PROBLEM TO WORK ON: Reproduce each of the following records without any deviation.

Figure content listings:
-*-

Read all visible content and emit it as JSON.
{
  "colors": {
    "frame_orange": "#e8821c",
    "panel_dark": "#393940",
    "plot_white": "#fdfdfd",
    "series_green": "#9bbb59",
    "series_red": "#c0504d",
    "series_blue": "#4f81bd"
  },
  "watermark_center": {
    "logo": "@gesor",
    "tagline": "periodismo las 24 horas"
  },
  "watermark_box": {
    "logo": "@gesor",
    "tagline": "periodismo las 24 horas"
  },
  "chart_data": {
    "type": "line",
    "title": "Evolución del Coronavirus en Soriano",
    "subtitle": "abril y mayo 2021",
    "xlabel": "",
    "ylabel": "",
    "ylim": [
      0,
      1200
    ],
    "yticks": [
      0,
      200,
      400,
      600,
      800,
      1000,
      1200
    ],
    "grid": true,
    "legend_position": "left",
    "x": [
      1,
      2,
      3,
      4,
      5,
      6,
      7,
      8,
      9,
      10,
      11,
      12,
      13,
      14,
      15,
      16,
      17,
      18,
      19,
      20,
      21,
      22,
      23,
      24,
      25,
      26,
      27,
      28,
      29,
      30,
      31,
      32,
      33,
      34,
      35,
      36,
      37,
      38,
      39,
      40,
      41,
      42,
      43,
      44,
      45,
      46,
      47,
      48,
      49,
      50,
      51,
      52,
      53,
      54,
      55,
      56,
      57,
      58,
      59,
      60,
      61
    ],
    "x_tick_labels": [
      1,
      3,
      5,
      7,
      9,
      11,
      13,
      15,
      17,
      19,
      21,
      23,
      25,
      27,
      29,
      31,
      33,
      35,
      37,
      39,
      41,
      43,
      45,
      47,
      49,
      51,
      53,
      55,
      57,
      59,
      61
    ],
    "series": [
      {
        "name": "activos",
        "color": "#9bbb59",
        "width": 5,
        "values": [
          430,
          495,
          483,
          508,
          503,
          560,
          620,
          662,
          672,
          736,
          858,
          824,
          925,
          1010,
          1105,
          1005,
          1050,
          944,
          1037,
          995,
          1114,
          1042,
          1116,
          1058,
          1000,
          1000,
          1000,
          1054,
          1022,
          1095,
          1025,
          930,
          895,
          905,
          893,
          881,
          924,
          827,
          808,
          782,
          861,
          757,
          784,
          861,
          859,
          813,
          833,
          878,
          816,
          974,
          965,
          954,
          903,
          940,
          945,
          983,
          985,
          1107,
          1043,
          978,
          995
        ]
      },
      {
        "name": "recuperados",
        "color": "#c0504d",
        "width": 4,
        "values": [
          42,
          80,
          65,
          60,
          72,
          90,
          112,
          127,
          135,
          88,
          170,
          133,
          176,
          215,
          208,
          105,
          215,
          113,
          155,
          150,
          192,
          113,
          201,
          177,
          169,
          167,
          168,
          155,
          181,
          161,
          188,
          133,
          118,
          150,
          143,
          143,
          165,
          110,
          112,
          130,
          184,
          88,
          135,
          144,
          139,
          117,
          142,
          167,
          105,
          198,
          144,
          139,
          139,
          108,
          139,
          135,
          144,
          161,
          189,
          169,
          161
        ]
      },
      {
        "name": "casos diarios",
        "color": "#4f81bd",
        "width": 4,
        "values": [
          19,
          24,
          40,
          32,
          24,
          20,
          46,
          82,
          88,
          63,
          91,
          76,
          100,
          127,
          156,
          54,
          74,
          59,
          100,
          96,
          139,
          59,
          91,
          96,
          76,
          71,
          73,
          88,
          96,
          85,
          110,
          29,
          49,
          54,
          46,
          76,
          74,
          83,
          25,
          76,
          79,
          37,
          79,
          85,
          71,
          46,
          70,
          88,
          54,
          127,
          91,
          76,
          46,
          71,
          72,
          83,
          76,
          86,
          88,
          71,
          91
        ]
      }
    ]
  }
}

-*-

RESULT FOR THIS TASK:
Read all visible content and emit it as JSON.
{
  "colors": {
    "frame_orange": "#e8821c",
    "panel_dark": "#393940",
    "plot_white": "#fdfdfd",
    "series_green": "#9bbb59",
    "series_red": "#c0504d",
    "series_blue": "#4f81bd"
  },
  "watermark_center": {
    "logo": "@gesor",
    "tagline": "periodismo las 24 horas"
  },
  "watermark_box": {
    "logo": "@gesor",
    "tagline": "periodismo las 24 horas"
  },
  "chart_data": {
    "type": "line",
    "title": "Evolución del Coronavirus en Soriano",
    "subtitle": "abril y mayo 2021",
    "xlabel": "",
    "ylabel": "",
    "ylim": [
      0,
      1200
    ],
    "yticks": [
      0,
      200,
      400,
      600,
      800,
      1000,
      1200
    ],
    "grid": true,
    "legend_position": "left",
    "x": [
      1,
      2,
      3,
      4,
      5,
      6,
      7,
      8,
      9,
      10,
      11,
      12,
      13,
      14,
      15,
      16,
      17,
      18,
      19,
      20,
      21,
      22,
      23,
      24,
      25,
      26,
      27,
      28,
      29,
      30,
      31,
      32,
      33,
      34,
      35,
      36,
      37,
      38,
      39,
      40,
      41,
      42,
      43,
      44,
      45,
      46,
      47,
      48,
      49,
      50,
      51,
      52,
      53,
      54,
      55,
      56,
      57,
      58,
      59,
      60,
      61
    ],
    "x_tick_labels": [
      1,
      3,
      5,
      7,
      9,
      11,
      13,
      15,
      17,
      19,
      21,
      23,
      25,
      27,
      29,
      31,
      33,
      35,
      37,
      39,
      41,
      43,
      45,
      47,
      49,
      51,
      53,
      55,
      57,
      59,
      61
    ],
    "series": [
      {
        "name": "activos",
        "color": "#9bbb59",
        "width": 5,
        "values": [
          430,
          495,
          483,
          508,
          503,
          560,
          620,
          662,
          672,
          736,
          858,
          824,
          925,
          1010,
          1105,
          1005,
          1050,
          944,
          1037,
          995,
          1114,
          1042,
          1116,
          1058,
          1000,
          1000,
          1000,
          1054,
          1022,
          1095,
          1025,
          930,
          895,
          905,
          893,
          881,
          924,
          827,
          808,
          782,
          861,
          757,
          784,
          861,
          859,
          813,
          833,
          878,
          816,
          974,
          965,
          954,
          903,
          940,
          945,
          983,
          985,
          1107,
          1043,
          978,
          995
        ]
      },
      {
        "name": "recuperados",
        "color": "#c0504d",
        "width": 4,
        "values": [
          42,
          80,
          65,
          60,
          72,
          90,
          112,
          127,
          135,
          88,
          170,
          133,
          176,
          215,
          208,
          105,
          215,
          113,
          155,
          150,
          192,
          113,
          201,
          177,
          169,
          167,
          168,
          155,
          181,
          161,
          188,
          133,
          118,
          150,
          143,
          143,
          165,
          110,
          112,
          130,
          184,
          88,
          135,
          144,
          139,
          117,
          142,
          167,
          105,
          198,
          144,
          139,
          139,
          108,
          139,
          135,
          144,
          161,
          189,
          169,
          161
        ]
      },
      {
        "name": "casos diarios",
        "color": "#4f81bd",
        "width": 4,
        "values": [
          19,
          24,
          40,
          32,
          24,
          20,
          46,
          82,
          88,
          63,
          91,
          76,
          100,
          127,
          156,
          54,
          74,
          59,
          100,
          96,
          139,
          59,
          91,
          96,
          76,
          71,
          73,
          88,
          96,
          85,
          110,
          29,
          49,
          54,
          46,
          76,
          74,
          83,
          25,
          76,
          79,
          37,
          79,
          85,
          71,
          46,
          70,
          88,
          54,
          127,
          91,
          76,
          46,
          71,
          72,
          83,
          76,
          86,
          88,
          71,
          91
        ]
      }
    ]
  }
}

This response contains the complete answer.